## Task to carry out:
Print the entries below word for word; the pictures stay out of your copy.

## Records:
--- BEGIN ---

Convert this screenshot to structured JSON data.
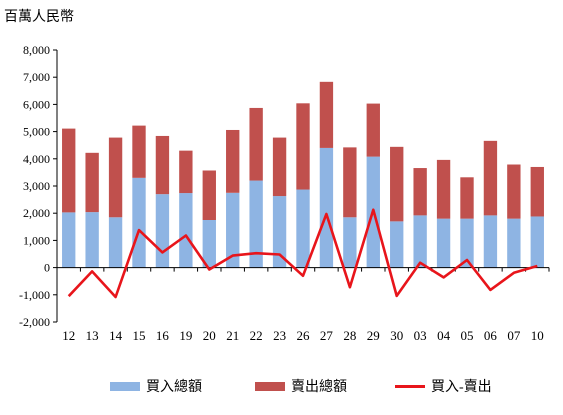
{
  "chart_data": {
    "type": "bar",
    "unit_label": "百萬人民幣",
    "categories": [
      "12",
      "13",
      "14",
      "15",
      "16",
      "19",
      "20",
      "21",
      "22",
      "23",
      "26",
      "27",
      "28",
      "29",
      "30",
      "03",
      "04",
      "05",
      "06",
      "07",
      "10"
    ],
    "series": [
      {
        "name": "買入總額",
        "kind": "stacked-bar",
        "color": "#8eb4e3",
        "values": [
          2030,
          2040,
          1850,
          3300,
          2700,
          2740,
          1750,
          2750,
          3200,
          2630,
          2870,
          4400,
          1850,
          4080,
          1700,
          1920,
          1800,
          1800,
          1920,
          1800,
          1880
        ]
      },
      {
        "name": "賣出總額",
        "kind": "stacked-bar",
        "color": "#c0504d",
        "values": [
          3080,
          2180,
          2930,
          1920,
          2140,
          1560,
          1820,
          2310,
          2670,
          2150,
          3170,
          2430,
          2570,
          1950,
          2740,
          1740,
          2160,
          1520,
          2740,
          1990,
          1820
        ]
      },
      {
        "name": "買入-賣出",
        "kind": "line",
        "color": "#e8151b",
        "values": [
          -1050,
          -140,
          -1080,
          1380,
          560,
          1180,
          -70,
          440,
          530,
          480,
          -300,
          1970,
          -720,
          2130,
          -1040,
          180,
          -360,
          280,
          -820,
          -190,
          60
        ]
      }
    ],
    "ylim": [
      -2000,
      8000
    ],
    "yticks": [
      "-2,000",
      "-1,000",
      "0",
      "1,000",
      "2,000",
      "3,000",
      "4,000",
      "5,000",
      "6,000",
      "7,000",
      "8,000"
    ],
    "grid": false,
    "legend_position": "bottom"
  }
}
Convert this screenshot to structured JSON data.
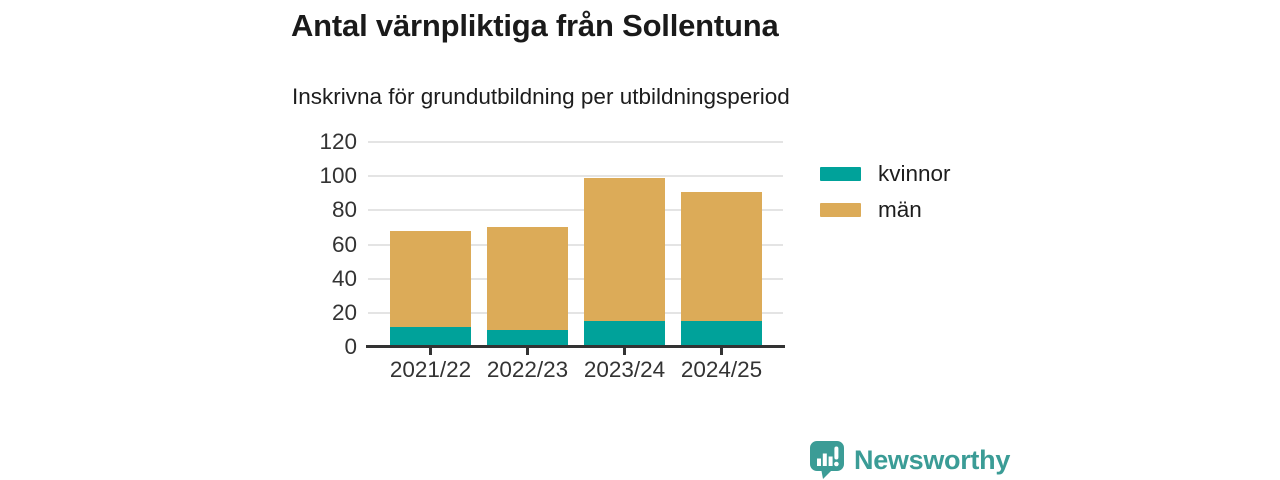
{
  "header": {
    "title": "Antal värnpliktiga från Sollentuna",
    "subtitle": "Inskrivna för grundutbildning per utbildningsperiod"
  },
  "chart_data": {
    "type": "bar",
    "stacked": true,
    "title": "Antal värnpliktiga från Sollentuna",
    "subtitle": "Inskrivna för grundutbildning per utbildningsperiod",
    "categories": [
      "2021/22",
      "2022/23",
      "2023/24",
      "2024/25"
    ],
    "series": [
      {
        "name": "kvinnor",
        "color": "#00a29a",
        "values": [
          12,
          10,
          15,
          15
        ]
      },
      {
        "name": "män",
        "color": "#dcab58",
        "values": [
          56,
          60,
          84,
          76
        ]
      }
    ],
    "totals": [
      68,
      70,
      99,
      91
    ],
    "xlabel": "",
    "ylabel": "",
    "ylim": [
      0,
      120
    ],
    "yticks": [
      0,
      20,
      40,
      60,
      80,
      100,
      120
    ],
    "grid": true,
    "legend_position": "right"
  },
  "colors": {
    "gridline": "#e4e4e4",
    "axis_line": "#333333",
    "axis_text": "#333333",
    "title_text": "#1a1a1a"
  },
  "branding": {
    "logo_text": "Newsworthy",
    "logo_color": "#3b9c96",
    "logo_icon": "bar-chart-speech-bubble-icon"
  }
}
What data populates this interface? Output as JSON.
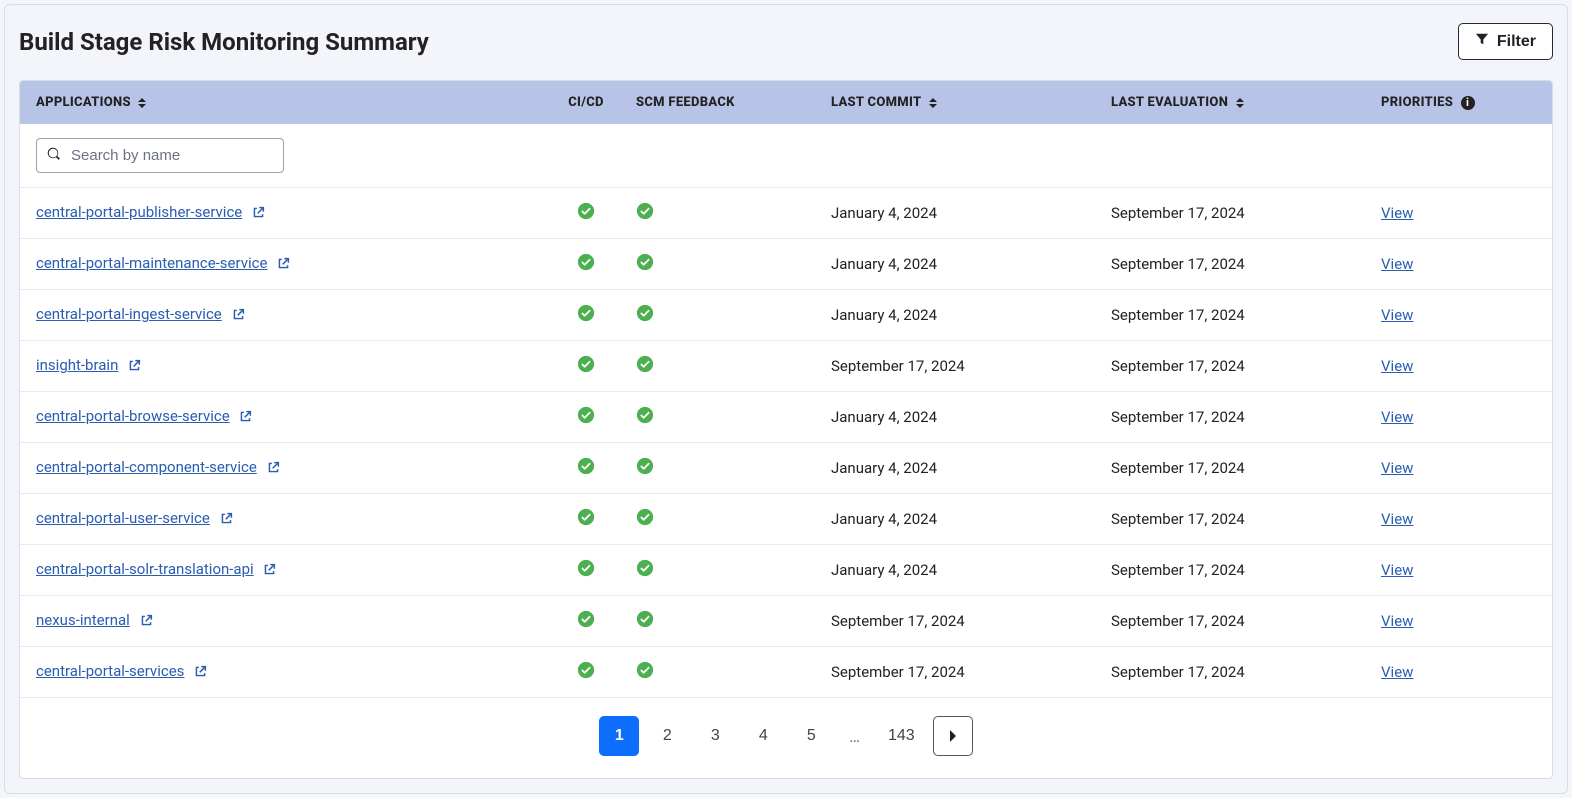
{
  "page": {
    "title": "Build Stage Risk Monitoring Summary",
    "filter_label": "Filter",
    "search_placeholder": "Search by name"
  },
  "columns": {
    "applications": "APPLICATIONS",
    "cicd": "CI/CD",
    "scm": "SCM FEEDBACK",
    "last_commit": "LAST COMMIT",
    "last_evaluation": "LAST EVALUATION",
    "priorities": "PRIORITIES"
  },
  "colors": {
    "header_bg": "#b8c3e8",
    "link": "#2a5db0",
    "check_ok": "#4caf50",
    "page_active_bg": "#0d6efd",
    "page_active_fg": "#ffffff",
    "panel_bg": "#f3f5fa",
    "border": "#d8dde6"
  },
  "view_label": "View",
  "rows": [
    {
      "name": "central-portal-publisher-service",
      "cicd": true,
      "scm": true,
      "last_commit": "January 4, 2024",
      "last_eval": "September 17, 2024"
    },
    {
      "name": "central-portal-maintenance-service",
      "cicd": true,
      "scm": true,
      "last_commit": "January 4, 2024",
      "last_eval": "September 17, 2024"
    },
    {
      "name": "central-portal-ingest-service",
      "cicd": true,
      "scm": true,
      "last_commit": "January 4, 2024",
      "last_eval": "September 17, 2024"
    },
    {
      "name": "insight-brain",
      "cicd": true,
      "scm": true,
      "last_commit": "September 17, 2024",
      "last_eval": "September 17, 2024"
    },
    {
      "name": "central-portal-browse-service",
      "cicd": true,
      "scm": true,
      "last_commit": "January 4, 2024",
      "last_eval": "September 17, 2024"
    },
    {
      "name": "central-portal-component-service",
      "cicd": true,
      "scm": true,
      "last_commit": "January 4, 2024",
      "last_eval": "September 17, 2024"
    },
    {
      "name": "central-portal-user-service",
      "cicd": true,
      "scm": true,
      "last_commit": "January 4, 2024",
      "last_eval": "September 17, 2024"
    },
    {
      "name": "central-portal-solr-translation-api",
      "cicd": true,
      "scm": true,
      "last_commit": "January 4, 2024",
      "last_eval": "September 17, 2024"
    },
    {
      "name": "nexus-internal",
      "cicd": true,
      "scm": true,
      "last_commit": "September 17, 2024",
      "last_eval": "September 17, 2024"
    },
    {
      "name": "central-portal-services",
      "cicd": true,
      "scm": true,
      "last_commit": "September 17, 2024",
      "last_eval": "September 17, 2024"
    }
  ],
  "pagination": {
    "pages": [
      "1",
      "2",
      "3",
      "4",
      "5"
    ],
    "ellipsis": "…",
    "last_page": "143",
    "current": "1"
  }
}
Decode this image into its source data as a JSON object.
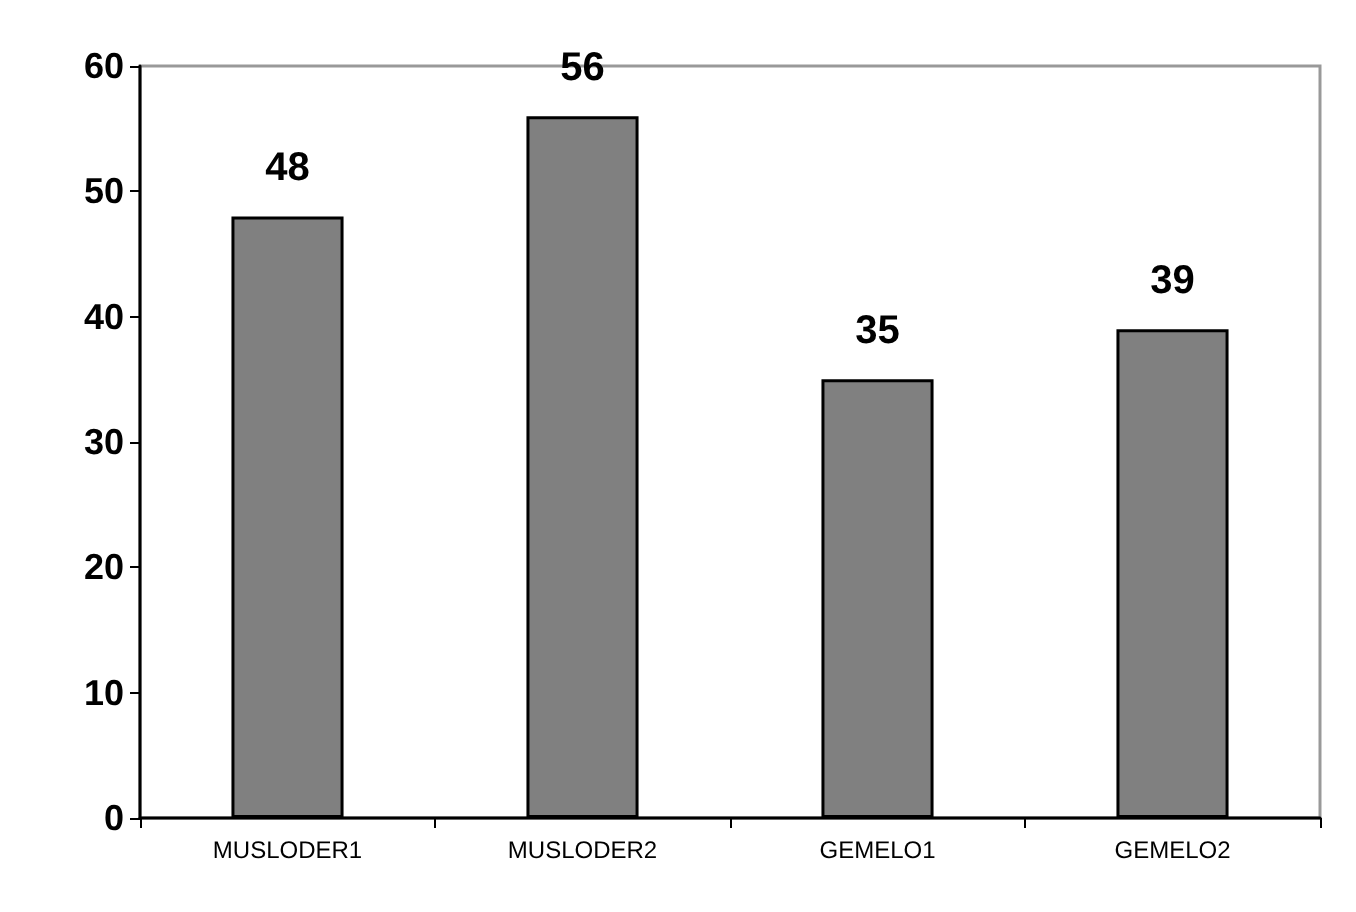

--- END ---

## Complete response:
Convert this screenshot to structured JSON data.
{
  "chart_data": {
    "type": "bar",
    "unit_label": "百萬人民幣",
    "categories": [
      "12",
      "13",
      "14",
      "15",
      "16",
      "19",
      "20",
      "21",
      "22",
      "23",
      "26",
      "27",
      "28",
      "29",
      "30",
      "03",
      "04",
      "05",
      "06",
      "07",
      "10"
    ],
    "series": [
      {
        "name": "買入總額",
        "kind": "stacked-bar",
        "color": "#8eb4e3",
        "values": [
          2030,
          2040,
          1850,
          3300,
          2700,
          2740,
          1750,
          2750,
          3200,
          2630,
          2870,
          4400,
          1850,
          4080,
          1700,
          1920,
          1800,
          1800,
          1920,
          1800,
          1880
        ]
      },
      {
        "name": "賣出總額",
        "kind": "stacked-bar",
        "color": "#c0504d",
        "values": [
          3080,
          2180,
          2930,
          1920,
          2140,
          1560,
          1820,
          2310,
          2670,
          2150,
          3170,
          2430,
          2570,
          1950,
          2740,
          1740,
          2160,
          1520,
          2740,
          1990,
          1820
        ]
      },
      {
        "name": "買入-賣出",
        "kind": "line",
        "color": "#e8151b",
        "values": [
          -1050,
          -140,
          -1080,
          1380,
          560,
          1180,
          -70,
          440,
          530,
          480,
          -300,
          1970,
          -720,
          2130,
          -1040,
          180,
          -360,
          280,
          -820,
          -190,
          60
        ]
      }
    ],
    "ylim": [
      -2000,
      8000
    ],
    "yticks": [
      "-2,000",
      "-1,000",
      "0",
      "1,000",
      "2,000",
      "3,000",
      "4,000",
      "5,000",
      "6,000",
      "7,000",
      "8,000"
    ],
    "grid": false,
    "legend_position": "bottom"
  }
}
Convert this screenshot to structured JSON data.
{
  "header": {
    "title": "Antal värnpliktiga från Sollentuna",
    "subtitle": "Inskrivna för grundutbildning per utbildningsperiod"
  },
  "chart_data": {
    "type": "bar",
    "stacked": true,
    "title": "Antal värnpliktiga från Sollentuna",
    "subtitle": "Inskrivna för grundutbildning per utbildningsperiod",
    "categories": [
      "2021/22",
      "2022/23",
      "2023/24",
      "2024/25"
    ],
    "series": [
      {
        "name": "kvinnor",
        "color": "#00a29a",
        "values": [
          12,
          10,
          15,
          15
        ]
      },
      {
        "name": "män",
        "color": "#dcab58",
        "values": [
          56,
          60,
          84,
          76
        ]
      }
    ],
    "totals": [
      68,
      70,
      99,
      91
    ],
    "xlabel": "",
    "ylabel": "",
    "ylim": [
      0,
      120
    ],
    "yticks": [
      0,
      20,
      40,
      60,
      80,
      100,
      120
    ],
    "grid": true,
    "legend_position": "right"
  },
  "colors": {
    "gridline": "#e4e4e4",
    "axis_line": "#333333",
    "axis_text": "#333333",
    "title_text": "#1a1a1a"
  },
  "branding": {
    "logo_text": "Newsworthy",
    "logo_color": "#3b9c96",
    "logo_icon": "bar-chart-speech-bubble-icon"
  }
}
What data populates this interface? Output as JSON.
{
  "page": {
    "title": "Build Stage Risk Monitoring Summary",
    "filter_label": "Filter",
    "search_placeholder": "Search by name"
  },
  "columns": {
    "applications": "APPLICATIONS",
    "cicd": "CI/CD",
    "scm": "SCM FEEDBACK",
    "last_commit": "LAST COMMIT",
    "last_evaluation": "LAST EVALUATION",
    "priorities": "PRIORITIES"
  },
  "colors": {
    "header_bg": "#b8c3e8",
    "link": "#2a5db0",
    "check_ok": "#4caf50",
    "page_active_bg": "#0d6efd",
    "page_active_fg": "#ffffff",
    "panel_bg": "#f3f5fa",
    "border": "#d8dde6"
  },
  "view_label": "View",
  "rows": [
    {
      "name": "central-portal-publisher-service",
      "cicd": true,
      "scm": true,
      "last_commit": "January 4, 2024",
      "last_eval": "September 17, 2024"
    },
    {
      "name": "central-portal-maintenance-service",
      "cicd": true,
      "scm": true,
      "last_commit": "January 4, 2024",
      "last_eval": "September 17, 2024"
    },
    {
      "name": "central-portal-ingest-service",
      "cicd": true,
      "scm": true,
      "last_commit": "January 4, 2024",
      "last_eval": "September 17, 2024"
    },
    {
      "name": "insight-brain",
      "cicd": true,
      "scm": true,
      "last_commit": "September 17, 2024",
      "last_eval": "September 17, 2024"
    },
    {
      "name": "central-portal-browse-service",
      "cicd": true,
      "scm": true,
      "last_commit": "January 4, 2024",
      "last_eval": "September 17, 2024"
    },
    {
      "name": "central-portal-component-service",
      "cicd": true,
      "scm": true,
      "last_commit": "January 4, 2024",
      "last_eval": "September 17, 2024"
    },
    {
      "name": "central-portal-user-service",
      "cicd": true,
      "scm": true,
      "last_commit": "January 4, 2024",
      "last_eval": "September 17, 2024"
    },
    {
      "name": "central-portal-solr-translation-api",
      "cicd": true,
      "scm": true,
      "last_commit": "January 4, 2024",
      "last_eval": "September 17, 2024"
    },
    {
      "name": "nexus-internal",
      "cicd": true,
      "scm": true,
      "last_commit": "September 17, 2024",
      "last_eval": "September 17, 2024"
    },
    {
      "name": "central-portal-services",
      "cicd": true,
      "scm": true,
      "last_commit": "September 17, 2024",
      "last_eval": "September 17, 2024"
    }
  ],
  "pagination": {
    "pages": [
      "1",
      "2",
      "3",
      "4",
      "5"
    ],
    "ellipsis": "…",
    "last_page": "143",
    "current": "1"
  }
}
Decode this image into its source data as a JSON object.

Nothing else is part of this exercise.